* begin Records for the exercise *

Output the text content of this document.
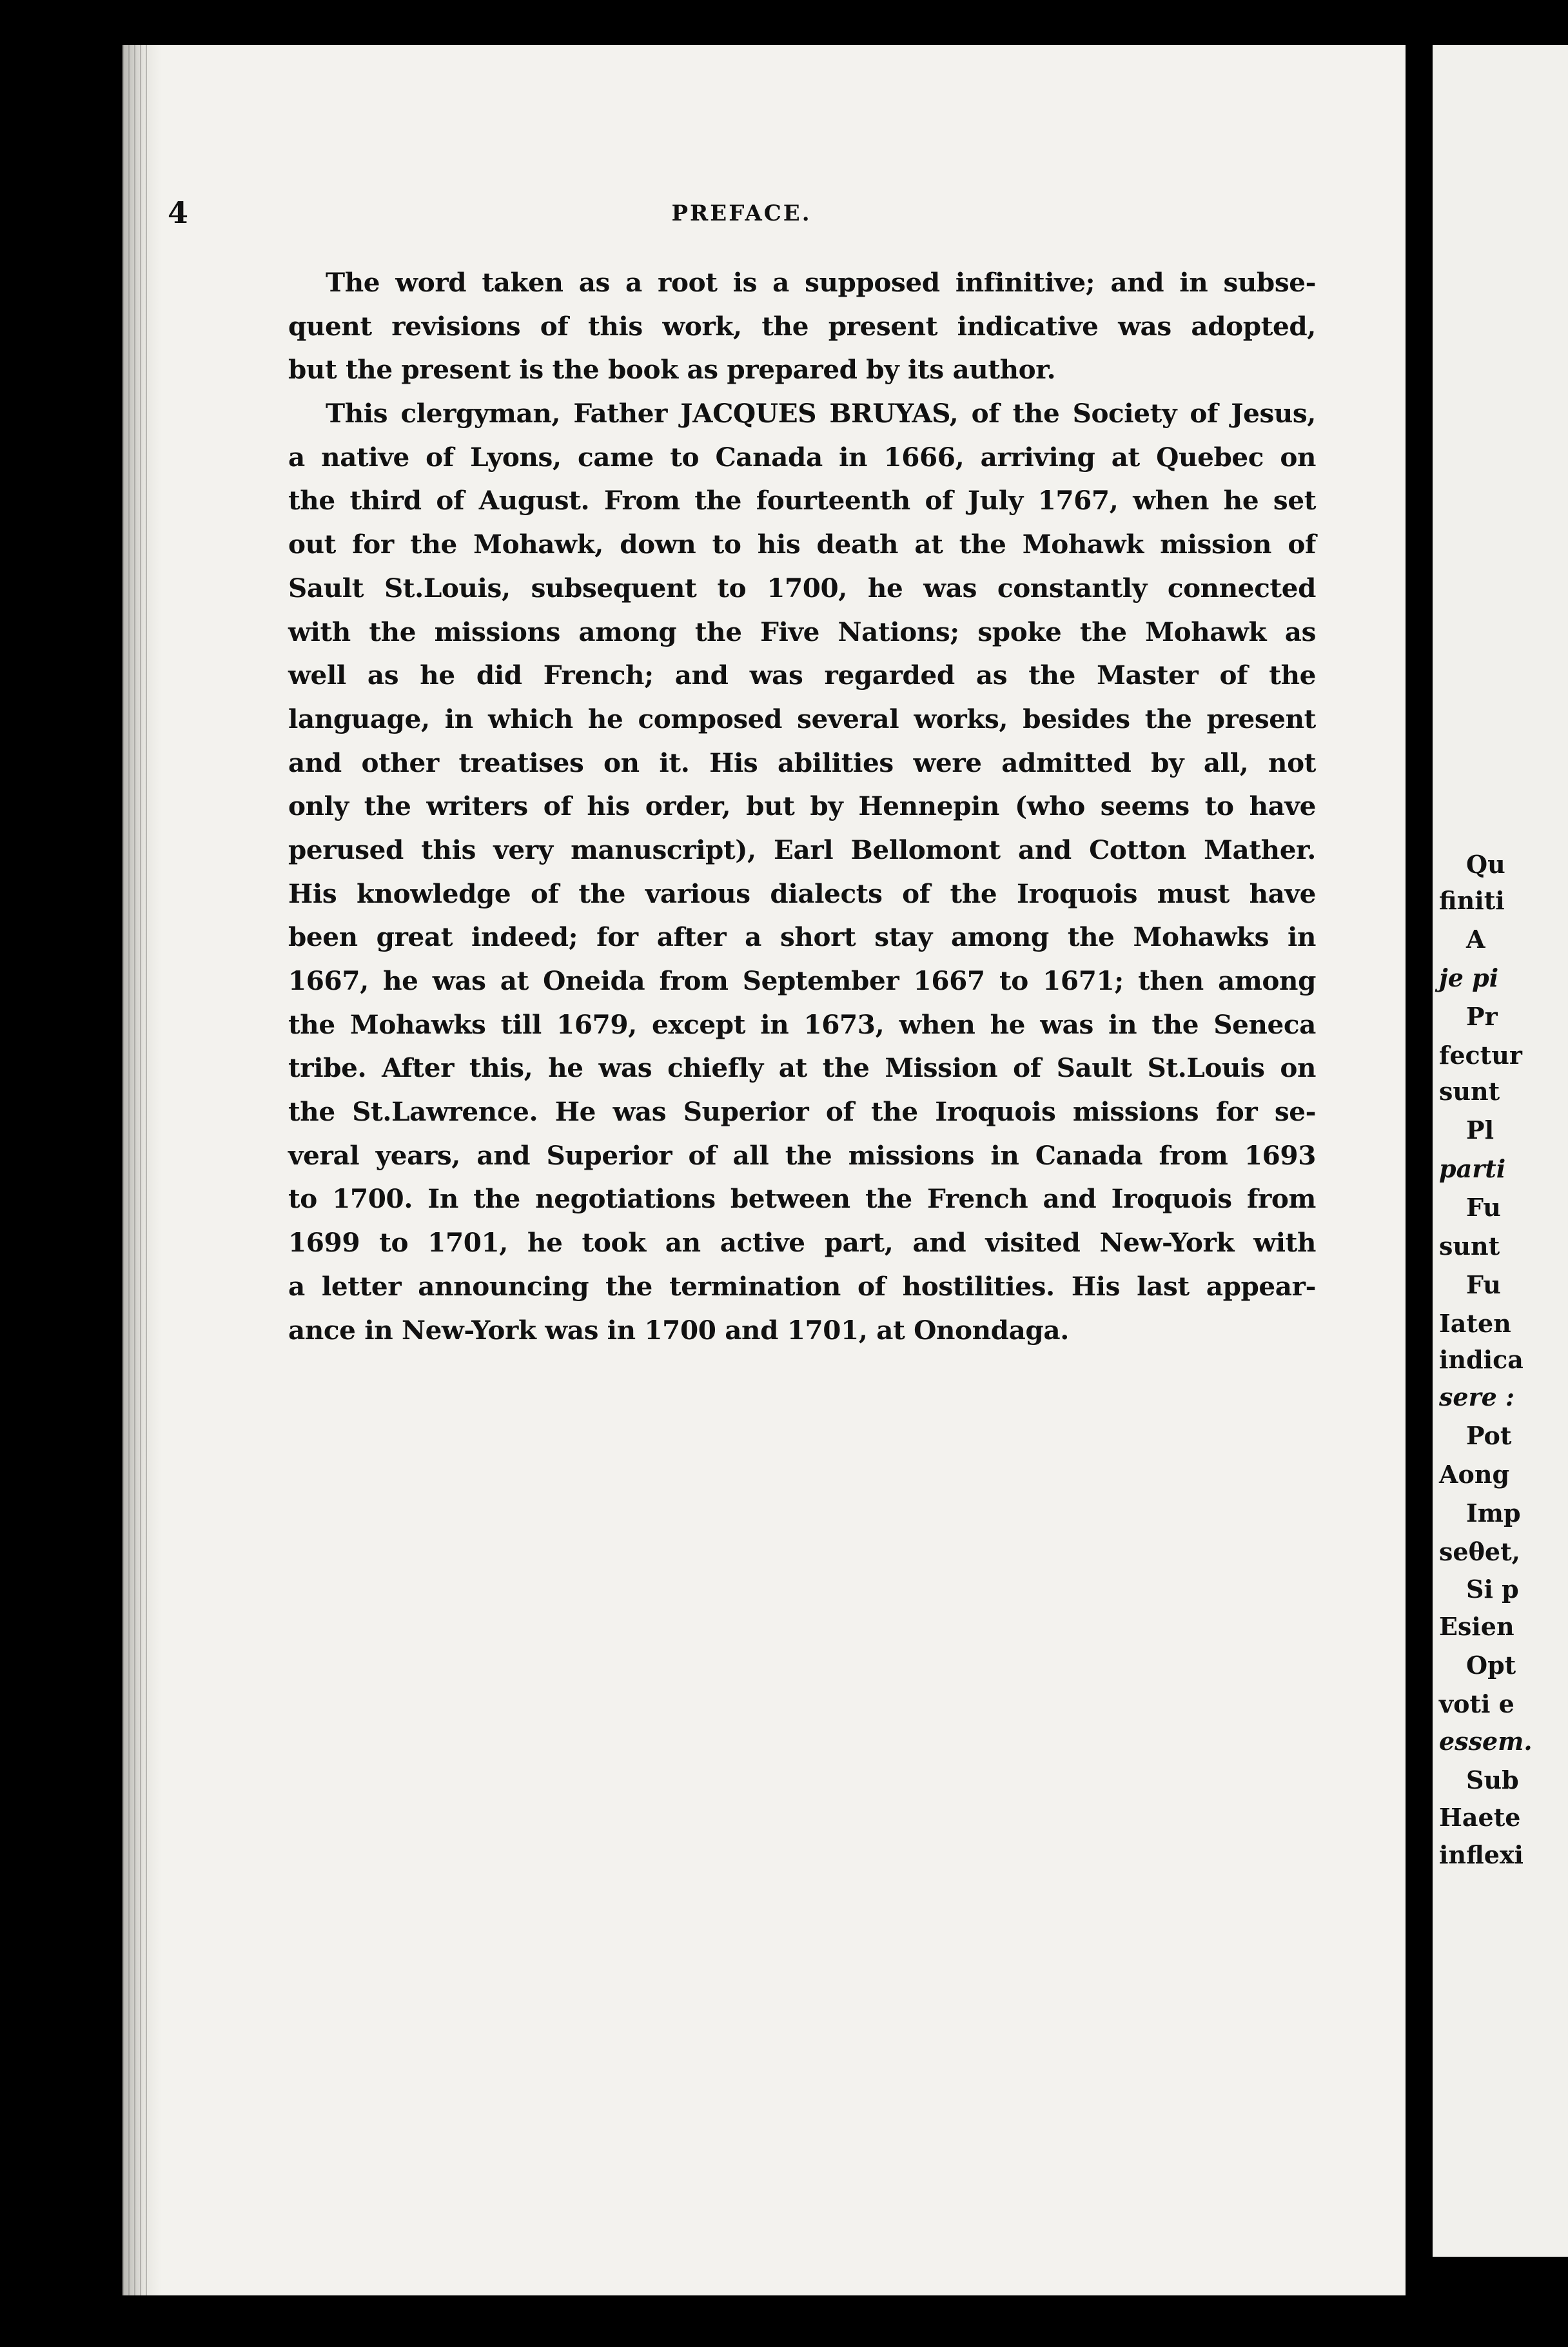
Qu
finiti
A
je pi
Pr
fectur
sunt
Pl
parti
Fu
sunt
Fu
Iaten
indica
sere :
Pot
Aong
Imp
seθet,
Si p
Esien
Opt
voti e
essem.
Sub
Haete
inflexi
4	PREFACE.
The word taken as a root is a supposed infinitive; and in subse-
quent revisions of this work, the present indicative was adopted,
but the present is the book as prepared by its author.
This clergyman, Father JACQUES BRUYAS, of the Society of Jesus,
a native of Lyons, came to Canada in 1666, arriving at Quebec on
the third of August. From the fourteenth of July 1767, when he set
out for the Mohawk, down to his death at the Mohawk mission of
Sault St.Louis, subsequent to 1700, he was constantly connected
with the missions among the Five Nations; spoke the Mohawk as
well as he did French; and was regarded as the Master of the
language, in which he composed several works, besides the present
and other treatises on it. His abilities were admitted by all, not
only the writers of his order, but by Hennepin (who seems to have
perused this very manuscript), Earl Bellomont and Cotton Mather.
His knowledge of the various dialects of the Iroquois must have
been great indeed; for after a short stay among the Mohawks in
1667, he was at Oneida from September 1667 to 1671; then among
the Mohawks till 1679, except in 1673, when he was in the Seneca
tribe. After this, he was chiefly at the Mission of Sault St.Louis on
the St.Lawrence. He was Superior of the Iroquois missions for se-
veral years, and Superior of all the missions in Canada from 1693
to 1700. In the negotiations between the French and Iroquois from
1699 to 1701, he took an active part, and visited New-York with
a letter announcing the termination of hostilities. His last appear-
ance in New-York was in 1700 and 1701, at Onondaga.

* end Records for the exercise *

Stated exercise: Using the material above, retype each entry exactly and omit the pictures.

Solved exercise:
Output the text content of this document.
Qu
finiti
A
je pi
Pr
fectur
sunt
Pl
parti
Fu
sunt
Fu
Iaten
indica
sere :
Pot
Aong
Imp
seθet,
Si p
Esien
Opt
voti e
essem.
Sub
Haete
inflexi
4	PREFACE.
The word taken as a root is a supposed infinitive; and in subse-
quent revisions of this work, the present indicative was adopted,
but the present is the book as prepared by its author.
This clergyman, Father JACQUES BRUYAS, of the Society of Jesus,
a native of Lyons, came to Canada in 1666, arriving at Quebec on
the third of August. From the fourteenth of July 1767, when he set
out for the Mohawk, down to his death at the Mohawk mission of
Sault St.Louis, subsequent to 1700, he was constantly connected
with the missions among the Five Nations; spoke the Mohawk as
well as he did French; and was regarded as the Master of the
language, in which he composed several works, besides the present
and other treatises on it. His abilities were admitted by all, not
only the writers of his order, but by Hennepin (who seems to have
perused this very manuscript), Earl Bellomont and Cotton Mather.
His knowledge of the various dialects of the Iroquois must have
been great indeed; for after a short stay among the Mohawks in
1667, he was at Oneida from September 1667 to 1671; then among
the Mohawks till 1679, except in 1673, when he was in the Seneca
tribe. After this, he was chiefly at the Mission of Sault St.Louis on
the St.Lawrence. He was Superior of the Iroquois missions for se-
veral years, and Superior of all the missions in Canada from 1693
to 1700. In the negotiations between the French and Iroquois from
1699 to 1701, he took an active part, and visited New-York with
a letter announcing the termination of hostilities. His last appear-
ance in New-York was in 1700 and 1701, at Onondaga.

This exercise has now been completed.